> _LISTED ENTRIES_
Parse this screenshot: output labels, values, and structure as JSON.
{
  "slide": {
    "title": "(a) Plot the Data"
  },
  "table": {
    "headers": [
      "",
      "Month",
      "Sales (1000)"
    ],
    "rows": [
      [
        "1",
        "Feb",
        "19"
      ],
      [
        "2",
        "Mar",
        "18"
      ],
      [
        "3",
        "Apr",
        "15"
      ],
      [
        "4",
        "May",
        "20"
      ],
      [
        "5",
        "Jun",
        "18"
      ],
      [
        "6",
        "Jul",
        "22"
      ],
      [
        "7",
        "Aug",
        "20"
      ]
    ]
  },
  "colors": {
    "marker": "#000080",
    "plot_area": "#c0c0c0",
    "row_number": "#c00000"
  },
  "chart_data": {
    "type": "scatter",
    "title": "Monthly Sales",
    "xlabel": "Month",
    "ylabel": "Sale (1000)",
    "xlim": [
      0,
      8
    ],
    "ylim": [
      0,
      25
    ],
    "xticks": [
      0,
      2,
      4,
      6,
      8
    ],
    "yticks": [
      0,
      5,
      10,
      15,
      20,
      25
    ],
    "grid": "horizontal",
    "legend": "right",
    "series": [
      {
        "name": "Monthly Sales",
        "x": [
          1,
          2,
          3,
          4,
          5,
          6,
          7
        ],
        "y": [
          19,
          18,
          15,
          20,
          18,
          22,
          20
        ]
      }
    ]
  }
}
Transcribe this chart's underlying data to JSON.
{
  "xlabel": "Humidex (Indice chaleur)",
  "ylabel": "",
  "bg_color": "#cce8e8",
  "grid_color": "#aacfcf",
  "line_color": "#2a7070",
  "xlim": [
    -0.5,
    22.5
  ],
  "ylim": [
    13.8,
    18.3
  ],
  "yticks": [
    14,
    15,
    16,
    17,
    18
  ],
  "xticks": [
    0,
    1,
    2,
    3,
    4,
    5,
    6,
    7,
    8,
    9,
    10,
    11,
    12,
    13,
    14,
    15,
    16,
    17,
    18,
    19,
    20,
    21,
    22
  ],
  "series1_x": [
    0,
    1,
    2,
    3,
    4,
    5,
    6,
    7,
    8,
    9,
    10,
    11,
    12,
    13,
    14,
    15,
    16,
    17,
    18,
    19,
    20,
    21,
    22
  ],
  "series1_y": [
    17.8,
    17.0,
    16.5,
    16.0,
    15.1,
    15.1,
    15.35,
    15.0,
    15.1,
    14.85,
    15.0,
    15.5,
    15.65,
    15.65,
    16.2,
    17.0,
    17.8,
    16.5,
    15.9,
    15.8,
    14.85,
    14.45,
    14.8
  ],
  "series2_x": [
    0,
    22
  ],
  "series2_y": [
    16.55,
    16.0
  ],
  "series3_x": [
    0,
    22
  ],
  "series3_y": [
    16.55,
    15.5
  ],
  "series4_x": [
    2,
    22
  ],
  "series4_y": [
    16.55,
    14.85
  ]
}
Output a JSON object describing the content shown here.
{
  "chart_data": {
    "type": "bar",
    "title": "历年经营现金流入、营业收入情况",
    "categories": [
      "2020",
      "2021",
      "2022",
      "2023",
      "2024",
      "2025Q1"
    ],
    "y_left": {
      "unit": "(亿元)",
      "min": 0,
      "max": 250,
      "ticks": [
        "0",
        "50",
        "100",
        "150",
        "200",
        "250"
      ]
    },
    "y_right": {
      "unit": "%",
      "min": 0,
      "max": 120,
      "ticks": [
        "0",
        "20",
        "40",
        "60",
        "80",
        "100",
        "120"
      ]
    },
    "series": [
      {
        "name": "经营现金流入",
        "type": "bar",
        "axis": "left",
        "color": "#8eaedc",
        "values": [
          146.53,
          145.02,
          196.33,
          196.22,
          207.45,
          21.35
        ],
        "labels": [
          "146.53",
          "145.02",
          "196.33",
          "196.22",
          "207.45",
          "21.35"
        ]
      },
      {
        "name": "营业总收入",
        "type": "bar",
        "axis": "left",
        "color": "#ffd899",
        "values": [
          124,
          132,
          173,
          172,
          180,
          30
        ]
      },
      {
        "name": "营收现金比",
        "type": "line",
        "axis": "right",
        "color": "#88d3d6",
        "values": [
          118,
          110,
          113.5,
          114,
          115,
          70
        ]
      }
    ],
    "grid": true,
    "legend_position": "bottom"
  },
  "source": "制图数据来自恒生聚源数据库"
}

> _PROBLEM TO SOLVE_
Print the records once more, exactly as they were given.

> _WRITTEN SOLUTION_
Parse this screenshot: output labels, values, and structure as JSON.
{
  "slide": {
    "title": "(a) Plot the Data"
  },
  "table": {
    "headers": [
      "",
      "Month",
      "Sales (1000)"
    ],
    "rows": [
      [
        "1",
        "Feb",
        "19"
      ],
      [
        "2",
        "Mar",
        "18"
      ],
      [
        "3",
        "Apr",
        "15"
      ],
      [
        "4",
        "May",
        "20"
      ],
      [
        "5",
        "Jun",
        "18"
      ],
      [
        "6",
        "Jul",
        "22"
      ],
      [
        "7",
        "Aug",
        "20"
      ]
    ]
  },
  "colors": {
    "marker": "#000080",
    "plot_area": "#c0c0c0",
    "row_number": "#c00000"
  },
  "chart_data": {
    "type": "scatter",
    "title": "Monthly Sales",
    "xlabel": "Month",
    "ylabel": "Sale (1000)",
    "xlim": [
      0,
      8
    ],
    "ylim": [
      0,
      25
    ],
    "xticks": [
      0,
      2,
      4,
      6,
      8
    ],
    "yticks": [
      0,
      5,
      10,
      15,
      20,
      25
    ],
    "grid": "horizontal",
    "legend": "right",
    "series": [
      {
        "name": "Monthly Sales",
        "x": [
          1,
          2,
          3,
          4,
          5,
          6,
          7
        ],
        "y": [
          19,
          18,
          15,
          20,
          18,
          22,
          20
        ]
      }
    ]
  }
}
Transcribe this chart's underlying data to JSON.
{
  "xlabel": "Humidex (Indice chaleur)",
  "ylabel": "",
  "bg_color": "#cce8e8",
  "grid_color": "#aacfcf",
  "line_color": "#2a7070",
  "xlim": [
    -0.5,
    22.5
  ],
  "ylim": [
    13.8,
    18.3
  ],
  "yticks": [
    14,
    15,
    16,
    17,
    18
  ],
  "xticks": [
    0,
    1,
    2,
    3,
    4,
    5,
    6,
    7,
    8,
    9,
    10,
    11,
    12,
    13,
    14,
    15,
    16,
    17,
    18,
    19,
    20,
    21,
    22
  ],
  "series1_x": [
    0,
    1,
    2,
    3,
    4,
    5,
    6,
    7,
    8,
    9,
    10,
    11,
    12,
    13,
    14,
    15,
    16,
    17,
    18,
    19,
    20,
    21,
    22
  ],
  "series1_y": [
    17.8,
    17.0,
    16.5,
    16.0,
    15.1,
    15.1,
    15.35,
    15.0,
    15.1,
    14.85,
    15.0,
    15.5,
    15.65,
    15.65,
    16.2,
    17.0,
    17.8,
    16.5,
    15.9,
    15.8,
    14.85,
    14.45,
    14.8
  ],
  "series2_x": [
    0,
    22
  ],
  "series2_y": [
    16.55,
    16.0
  ],
  "series3_x": [
    0,
    22
  ],
  "series3_y": [
    16.55,
    15.5
  ],
  "series4_x": [
    2,
    22
  ],
  "series4_y": [
    16.55,
    14.85
  ]
}
Output a JSON object describing the content shown here.
{
  "chart_data": {
    "type": "bar",
    "title": "历年经营现金流入、营业收入情况",
    "categories": [
      "2020",
      "2021",
      "2022",
      "2023",
      "2024",
      "2025Q1"
    ],
    "y_left": {
      "unit": "(亿元)",
      "min": 0,
      "max": 250,
      "ticks": [
        "0",
        "50",
        "100",
        "150",
        "200",
        "250"
      ]
    },
    "y_right": {
      "unit": "%",
      "min": 0,
      "max": 120,
      "ticks": [
        "0",
        "20",
        "40",
        "60",
        "80",
        "100",
        "120"
      ]
    },
    "series": [
      {
        "name": "经营现金流入",
        "type": "bar",
        "axis": "left",
        "color": "#8eaedc",
        "values": [
          146.53,
          145.02,
          196.33,
          196.22,
          207.45,
          21.35
        ],
        "labels": [
          "146.53",
          "145.02",
          "196.33",
          "196.22",
          "207.45",
          "21.35"
        ]
      },
      {
        "name": "营业总收入",
        "type": "bar",
        "axis": "left",
        "color": "#ffd899",
        "values": [
          124,
          132,
          173,
          172,
          180,
          30
        ]
      },
      {
        "name": "营收现金比",
        "type": "line",
        "axis": "right",
        "color": "#88d3d6",
        "values": [
          118,
          110,
          113.5,
          114,
          115,
          70
        ]
      }
    ],
    "grid": true,
    "legend_position": "bottom"
  },
  "source": "制图数据来自恒生聚源数据库"
}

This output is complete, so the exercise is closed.